-- Requirement --
Every line of the material is to be repeated exactly as it stands.

-- Material --
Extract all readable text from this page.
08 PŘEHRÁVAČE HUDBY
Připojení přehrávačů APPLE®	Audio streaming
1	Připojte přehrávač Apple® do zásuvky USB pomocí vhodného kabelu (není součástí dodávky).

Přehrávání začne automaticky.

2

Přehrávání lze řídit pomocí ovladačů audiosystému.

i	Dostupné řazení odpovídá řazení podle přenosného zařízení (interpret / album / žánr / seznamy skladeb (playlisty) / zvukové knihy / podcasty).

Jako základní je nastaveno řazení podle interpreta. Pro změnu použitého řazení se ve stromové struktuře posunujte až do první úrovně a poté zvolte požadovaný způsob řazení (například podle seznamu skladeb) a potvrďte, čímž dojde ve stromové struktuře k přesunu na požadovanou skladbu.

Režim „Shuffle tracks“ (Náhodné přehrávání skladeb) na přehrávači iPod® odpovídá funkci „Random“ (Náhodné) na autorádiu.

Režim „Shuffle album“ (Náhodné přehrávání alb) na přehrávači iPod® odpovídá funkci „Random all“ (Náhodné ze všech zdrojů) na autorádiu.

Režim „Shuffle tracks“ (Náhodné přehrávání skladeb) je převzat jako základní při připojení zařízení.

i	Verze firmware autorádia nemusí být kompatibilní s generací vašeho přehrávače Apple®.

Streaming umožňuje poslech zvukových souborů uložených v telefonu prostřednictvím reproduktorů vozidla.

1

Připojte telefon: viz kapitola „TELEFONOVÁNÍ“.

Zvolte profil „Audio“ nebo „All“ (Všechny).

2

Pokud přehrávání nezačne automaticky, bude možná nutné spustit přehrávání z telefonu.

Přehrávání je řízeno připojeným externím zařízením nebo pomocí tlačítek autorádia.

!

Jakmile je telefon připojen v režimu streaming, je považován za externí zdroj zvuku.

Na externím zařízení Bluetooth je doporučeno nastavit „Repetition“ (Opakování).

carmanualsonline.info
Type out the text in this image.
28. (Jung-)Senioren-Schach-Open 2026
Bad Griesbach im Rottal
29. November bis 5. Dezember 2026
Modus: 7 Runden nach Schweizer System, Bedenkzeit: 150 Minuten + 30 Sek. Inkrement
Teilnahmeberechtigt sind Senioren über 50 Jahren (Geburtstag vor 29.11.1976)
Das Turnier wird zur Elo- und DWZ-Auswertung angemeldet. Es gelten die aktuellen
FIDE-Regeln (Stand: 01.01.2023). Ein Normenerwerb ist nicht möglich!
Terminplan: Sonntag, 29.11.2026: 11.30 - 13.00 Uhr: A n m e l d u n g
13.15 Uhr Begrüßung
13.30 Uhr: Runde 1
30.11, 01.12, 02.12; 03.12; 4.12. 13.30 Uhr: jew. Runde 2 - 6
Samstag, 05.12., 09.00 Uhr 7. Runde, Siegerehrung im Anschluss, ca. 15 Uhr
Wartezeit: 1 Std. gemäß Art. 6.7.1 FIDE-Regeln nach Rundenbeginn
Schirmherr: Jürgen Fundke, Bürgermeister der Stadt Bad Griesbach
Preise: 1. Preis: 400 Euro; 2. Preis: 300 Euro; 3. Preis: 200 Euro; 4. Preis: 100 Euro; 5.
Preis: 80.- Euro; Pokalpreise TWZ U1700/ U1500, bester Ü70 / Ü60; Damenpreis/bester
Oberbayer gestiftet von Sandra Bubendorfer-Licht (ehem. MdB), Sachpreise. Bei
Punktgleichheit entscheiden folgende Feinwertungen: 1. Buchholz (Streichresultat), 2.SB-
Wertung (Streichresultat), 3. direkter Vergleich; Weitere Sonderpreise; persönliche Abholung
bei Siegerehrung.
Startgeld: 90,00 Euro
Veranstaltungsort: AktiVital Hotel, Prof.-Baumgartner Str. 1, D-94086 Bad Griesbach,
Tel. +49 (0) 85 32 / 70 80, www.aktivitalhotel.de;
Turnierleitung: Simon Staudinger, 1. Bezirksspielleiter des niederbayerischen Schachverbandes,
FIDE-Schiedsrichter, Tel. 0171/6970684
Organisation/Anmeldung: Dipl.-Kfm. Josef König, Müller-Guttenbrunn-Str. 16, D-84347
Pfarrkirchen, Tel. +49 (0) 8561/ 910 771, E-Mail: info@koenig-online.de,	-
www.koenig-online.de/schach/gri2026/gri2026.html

-- Complete output --
Extract all readable text from this page.
08 PŘEHRÁVAČE HUDBY
Připojení přehrávačů APPLE®	Audio streaming
1	Připojte přehrávač Apple® do zásuvky USB pomocí vhodného kabelu (není součástí dodávky).

Přehrávání začne automaticky.

2

Přehrávání lze řídit pomocí ovladačů audiosystému.

i	Dostupné řazení odpovídá řazení podle přenosného zařízení (interpret / album / žánr / seznamy skladeb (playlisty) / zvukové knihy / podcasty).

Jako základní je nastaveno řazení podle interpreta. Pro změnu použitého řazení se ve stromové struktuře posunujte až do první úrovně a poté zvolte požadovaný způsob řazení (například podle seznamu skladeb) a potvrďte, čímž dojde ve stromové struktuře k přesunu na požadovanou skladbu.

Režim „Shuffle tracks“ (Náhodné přehrávání skladeb) na přehrávači iPod® odpovídá funkci „Random“ (Náhodné) na autorádiu.

Režim „Shuffle album“ (Náhodné přehrávání alb) na přehrávači iPod® odpovídá funkci „Random all“ (Náhodné ze všech zdrojů) na autorádiu.

Režim „Shuffle tracks“ (Náhodné přehrávání skladeb) je převzat jako základní při připojení zařízení.

i	Verze firmware autorádia nemusí být kompatibilní s generací vašeho přehrávače Apple®.

Streaming umožňuje poslech zvukových souborů uložených v telefonu prostřednictvím reproduktorů vozidla.

1

Připojte telefon: viz kapitola „TELEFONOVÁNÍ“.

Zvolte profil „Audio“ nebo „All“ (Všechny).

2

Pokud přehrávání nezačne automaticky, bude možná nutné spustit přehrávání z telefonu.

Přehrávání je řízeno připojeným externím zařízením nebo pomocí tlačítek autorádia.

!

Jakmile je telefon připojen v režimu streaming, je považován za externí zdroj zvuku.

Na externím zařízení Bluetooth je doporučeno nastavit „Repetition“ (Opakování).

carmanualsonline.info
Type out the text in this image.
28. (Jung-)Senioren-Schach-Open 2026
Bad Griesbach im Rottal
29. November bis 5. Dezember 2026
Modus: 7 Runden nach Schweizer System, Bedenkzeit: 150 Minuten + 30 Sek. Inkrement
Teilnahmeberechtigt sind Senioren über 50 Jahren (Geburtstag vor 29.11.1976)
Das Turnier wird zur Elo- und DWZ-Auswertung angemeldet. Es gelten die aktuellen
FIDE-Regeln (Stand: 01.01.2023). Ein Normenerwerb ist nicht möglich!
Terminplan: Sonntag, 29.11.2026: 11.30 - 13.00 Uhr: A n m e l d u n g
13.15 Uhr Begrüßung
13.30 Uhr: Runde 1
30.11, 01.12, 02.12; 03.12; 4.12. 13.30 Uhr: jew. Runde 2 - 6
Samstag, 05.12., 09.00 Uhr 7. Runde, Siegerehrung im Anschluss, ca. 15 Uhr
Wartezeit: 1 Std. gemäß Art. 6.7.1 FIDE-Regeln nach Rundenbeginn
Schirmherr: Jürgen Fundke, Bürgermeister der Stadt Bad Griesbach
Preise: 1. Preis: 400 Euro; 2. Preis: 300 Euro; 3. Preis: 200 Euro; 4. Preis: 100 Euro; 5.
Preis: 80.- Euro; Pokalpreise TWZ U1700/ U1500, bester Ü70 / Ü60; Damenpreis/bester
Oberbayer gestiftet von Sandra Bubendorfer-Licht (ehem. MdB), Sachpreise. Bei
Punktgleichheit entscheiden folgende Feinwertungen: 1. Buchholz (Streichresultat), 2.SB-
Wertung (Streichresultat), 3. direkter Vergleich; Weitere Sonderpreise; persönliche Abholung
bei Siegerehrung.
Startgeld: 90,00 Euro
Veranstaltungsort: AktiVital Hotel, Prof.-Baumgartner Str. 1, D-94086 Bad Griesbach,
Tel. +49 (0) 85 32 / 70 80, www.aktivitalhotel.de;
Turnierleitung: Simon Staudinger, 1. Bezirksspielleiter des niederbayerischen Schachverbandes,
FIDE-Schiedsrichter, Tel. 0171/6970684
Organisation/Anmeldung: Dipl.-Kfm. Josef König, Müller-Guttenbrunn-Str. 16, D-84347
Pfarrkirchen, Tel. +49 (0) 8561/ 910 771, E-Mail: info@koenig-online.de,	-
www.koenig-online.de/schach/gri2026/gri2026.html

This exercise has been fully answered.